--- start Provided entries ---

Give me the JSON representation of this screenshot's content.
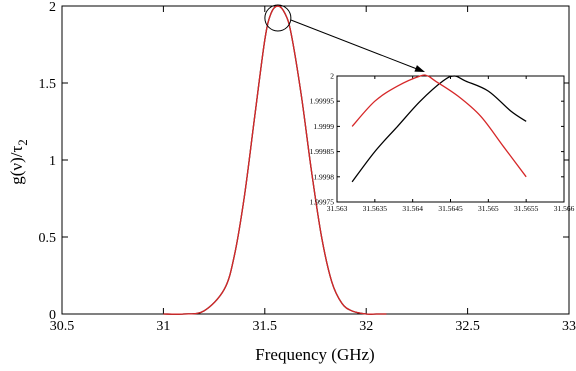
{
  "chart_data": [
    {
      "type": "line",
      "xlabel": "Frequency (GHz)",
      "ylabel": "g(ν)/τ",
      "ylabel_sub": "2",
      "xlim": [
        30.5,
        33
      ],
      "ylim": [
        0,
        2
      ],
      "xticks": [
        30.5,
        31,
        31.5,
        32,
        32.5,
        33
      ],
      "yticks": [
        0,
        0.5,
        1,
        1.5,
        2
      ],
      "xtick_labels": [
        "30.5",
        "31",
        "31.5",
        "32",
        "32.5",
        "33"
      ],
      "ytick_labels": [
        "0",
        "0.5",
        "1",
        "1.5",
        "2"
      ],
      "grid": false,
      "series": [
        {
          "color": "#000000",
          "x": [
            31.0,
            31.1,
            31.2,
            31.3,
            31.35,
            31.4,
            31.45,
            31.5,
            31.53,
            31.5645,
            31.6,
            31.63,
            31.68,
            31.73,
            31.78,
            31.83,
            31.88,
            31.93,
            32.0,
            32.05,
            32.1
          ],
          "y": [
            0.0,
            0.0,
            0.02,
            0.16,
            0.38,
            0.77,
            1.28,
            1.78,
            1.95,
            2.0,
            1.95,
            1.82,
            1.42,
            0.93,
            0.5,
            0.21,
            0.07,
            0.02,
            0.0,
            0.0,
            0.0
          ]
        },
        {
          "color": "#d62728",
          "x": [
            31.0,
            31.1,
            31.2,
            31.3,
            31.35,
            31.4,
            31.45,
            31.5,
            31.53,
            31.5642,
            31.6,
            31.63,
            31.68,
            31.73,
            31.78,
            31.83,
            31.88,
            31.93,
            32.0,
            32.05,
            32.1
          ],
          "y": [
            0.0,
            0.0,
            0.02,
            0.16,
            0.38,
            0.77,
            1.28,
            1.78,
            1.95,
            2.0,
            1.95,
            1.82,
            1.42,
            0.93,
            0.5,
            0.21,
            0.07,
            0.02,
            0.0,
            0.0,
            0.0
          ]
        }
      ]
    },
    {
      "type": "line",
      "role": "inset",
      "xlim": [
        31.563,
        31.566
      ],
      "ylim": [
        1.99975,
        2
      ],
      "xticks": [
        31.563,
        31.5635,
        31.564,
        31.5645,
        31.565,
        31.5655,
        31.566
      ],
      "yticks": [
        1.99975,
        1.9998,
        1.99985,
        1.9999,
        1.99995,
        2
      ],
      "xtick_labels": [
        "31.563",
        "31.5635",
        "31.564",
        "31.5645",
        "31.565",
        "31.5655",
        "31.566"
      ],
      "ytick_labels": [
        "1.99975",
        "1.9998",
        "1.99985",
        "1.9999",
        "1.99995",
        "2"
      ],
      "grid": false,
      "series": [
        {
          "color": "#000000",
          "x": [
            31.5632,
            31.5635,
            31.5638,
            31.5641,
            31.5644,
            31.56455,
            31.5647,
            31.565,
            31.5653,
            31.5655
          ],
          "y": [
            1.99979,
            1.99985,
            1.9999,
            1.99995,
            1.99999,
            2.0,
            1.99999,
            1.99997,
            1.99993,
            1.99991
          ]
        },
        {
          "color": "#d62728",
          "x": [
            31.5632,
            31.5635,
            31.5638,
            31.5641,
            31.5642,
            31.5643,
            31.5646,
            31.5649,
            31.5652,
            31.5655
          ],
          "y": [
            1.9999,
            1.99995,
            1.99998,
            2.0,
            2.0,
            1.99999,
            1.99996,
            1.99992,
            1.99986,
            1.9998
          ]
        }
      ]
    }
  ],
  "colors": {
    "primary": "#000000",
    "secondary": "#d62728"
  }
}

--- end Provided entries ---

Stated goal: Do not copy the pictures, but repeat every line exactly.

Finished task:
Give me the JSON representation of this screenshot's content.
{
  "chart_data": [
    {
      "type": "line",
      "xlabel": "Frequency (GHz)",
      "ylabel": "g(ν)/τ",
      "ylabel_sub": "2",
      "xlim": [
        30.5,
        33
      ],
      "ylim": [
        0,
        2
      ],
      "xticks": [
        30.5,
        31,
        31.5,
        32,
        32.5,
        33
      ],
      "yticks": [
        0,
        0.5,
        1,
        1.5,
        2
      ],
      "xtick_labels": [
        "30.5",
        "31",
        "31.5",
        "32",
        "32.5",
        "33"
      ],
      "ytick_labels": [
        "0",
        "0.5",
        "1",
        "1.5",
        "2"
      ],
      "grid": false,
      "series": [
        {
          "color": "#000000",
          "x": [
            31.0,
            31.1,
            31.2,
            31.3,
            31.35,
            31.4,
            31.45,
            31.5,
            31.53,
            31.5645,
            31.6,
            31.63,
            31.68,
            31.73,
            31.78,
            31.83,
            31.88,
            31.93,
            32.0,
            32.05,
            32.1
          ],
          "y": [
            0.0,
            0.0,
            0.02,
            0.16,
            0.38,
            0.77,
            1.28,
            1.78,
            1.95,
            2.0,
            1.95,
            1.82,
            1.42,
            0.93,
            0.5,
            0.21,
            0.07,
            0.02,
            0.0,
            0.0,
            0.0
          ]
        },
        {
          "color": "#d62728",
          "x": [
            31.0,
            31.1,
            31.2,
            31.3,
            31.35,
            31.4,
            31.45,
            31.5,
            31.53,
            31.5642,
            31.6,
            31.63,
            31.68,
            31.73,
            31.78,
            31.83,
            31.88,
            31.93,
            32.0,
            32.05,
            32.1
          ],
          "y": [
            0.0,
            0.0,
            0.02,
            0.16,
            0.38,
            0.77,
            1.28,
            1.78,
            1.95,
            2.0,
            1.95,
            1.82,
            1.42,
            0.93,
            0.5,
            0.21,
            0.07,
            0.02,
            0.0,
            0.0,
            0.0
          ]
        }
      ]
    },
    {
      "type": "line",
      "role": "inset",
      "xlim": [
        31.563,
        31.566
      ],
      "ylim": [
        1.99975,
        2
      ],
      "xticks": [
        31.563,
        31.5635,
        31.564,
        31.5645,
        31.565,
        31.5655,
        31.566
      ],
      "yticks": [
        1.99975,
        1.9998,
        1.99985,
        1.9999,
        1.99995,
        2
      ],
      "xtick_labels": [
        "31.563",
        "31.5635",
        "31.564",
        "31.5645",
        "31.565",
        "31.5655",
        "31.566"
      ],
      "ytick_labels": [
        "1.99975",
        "1.9998",
        "1.99985",
        "1.9999",
        "1.99995",
        "2"
      ],
      "grid": false,
      "series": [
        {
          "color": "#000000",
          "x": [
            31.5632,
            31.5635,
            31.5638,
            31.5641,
            31.5644,
            31.56455,
            31.5647,
            31.565,
            31.5653,
            31.5655
          ],
          "y": [
            1.99979,
            1.99985,
            1.9999,
            1.99995,
            1.99999,
            2.0,
            1.99999,
            1.99997,
            1.99993,
            1.99991
          ]
        },
        {
          "color": "#d62728",
          "x": [
            31.5632,
            31.5635,
            31.5638,
            31.5641,
            31.5642,
            31.5643,
            31.5646,
            31.5649,
            31.5652,
            31.5655
          ],
          "y": [
            1.9999,
            1.99995,
            1.99998,
            2.0,
            2.0,
            1.99999,
            1.99996,
            1.99992,
            1.99986,
            1.9998
          ]
        }
      ]
    }
  ],
  "colors": {
    "primary": "#000000",
    "secondary": "#d62728"
  }
}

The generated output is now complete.